Images must not appear in your copy; reproduce every other part of the records exactly.

## begin

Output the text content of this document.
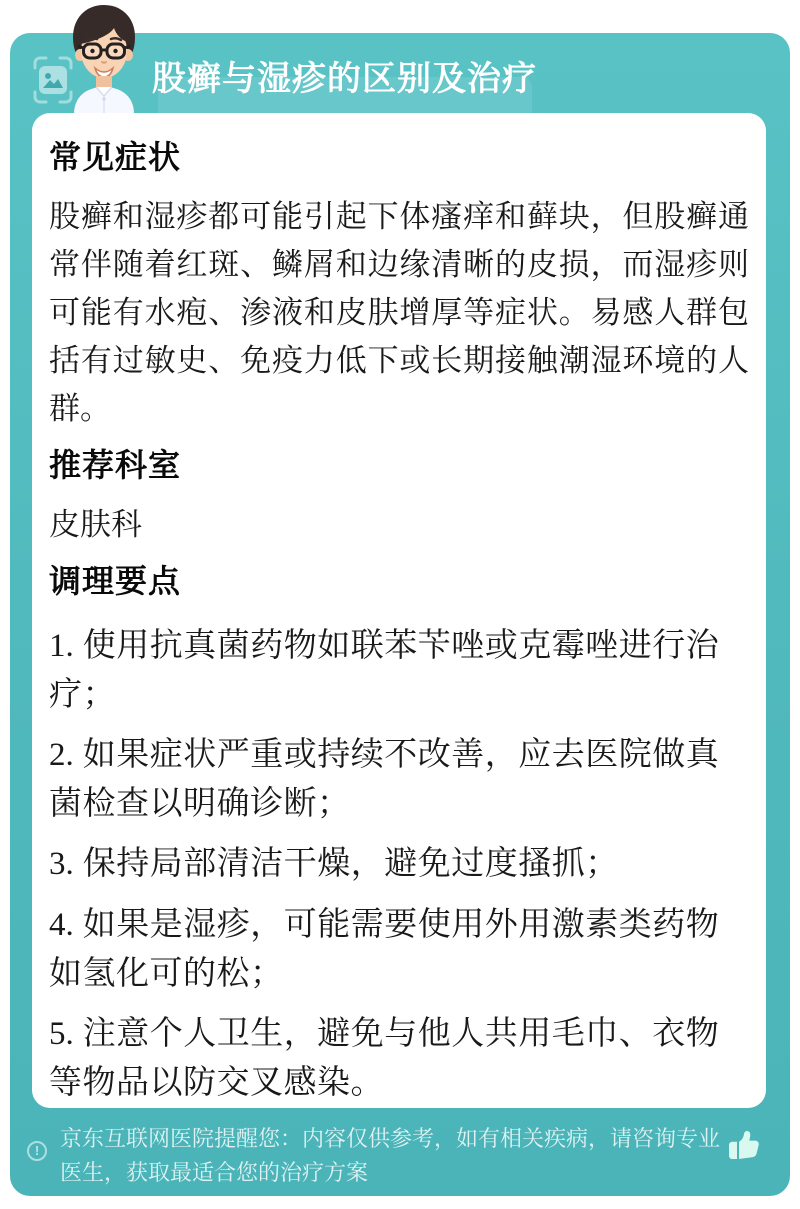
股癣与湿疹的区别及治疗
常见症状

股癣和湿疹都可能引起下体瘙痒和藓块，但股癣通常伴随着红斑、鳞屑和边缘清晰的皮损，而湿疹则可能有水疱、渗液和皮肤增厚等症状。易感人群包括有过敏史、免疫力低下或长期接触潮湿环境的人群。

推荐科室

皮肤科

调理要点

1. 使用抗真菌药物如联苯苄唑或克霉唑进行治疗；

2. 如果症状严重或持续不改善，应去医院做真菌检查以明确诊断；

3. 保持局部清洁干燥，避免过度搔抓；

4. 如果是湿疹，可能需要使用外用激素类药物如氢化可的松；

5. 注意个人卫生，避免与他人共用毛巾、衣物等物品以防交叉感染。

! 京东互联网医院提醒您：内容仅供参考，如有相关疾病，请咨询专业医生，获取最适合您的治疗方案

## end

▶ **Exercise result**
Output the text content of this document.
股癣与湿疹的区别及治疗
常见症状

股癣和湿疹都可能引起下体瘙痒和藓块，但股癣通常伴随着红斑、鳞屑和边缘清晰的皮损，而湿疹则可能有水疱、渗液和皮肤增厚等症状。易感人群包括有过敏史、免疫力低下或长期接触潮湿环境的人群。

推荐科室

皮肤科

调理要点

1. 使用抗真菌药物如联苯苄唑或克霉唑进行治疗；

2. 如果症状严重或持续不改善，应去医院做真菌检查以明确诊断；

3. 保持局部清洁干燥，避免过度搔抓；

4. 如果是湿疹，可能需要使用外用激素类药物如氢化可的松；

5. 注意个人卫生，避免与他人共用毛巾、衣物等物品以防交叉感染。

! 京东互联网医院提醒您：内容仅供参考，如有相关疾病，请咨询专业医生，获取最适合您的治疗方案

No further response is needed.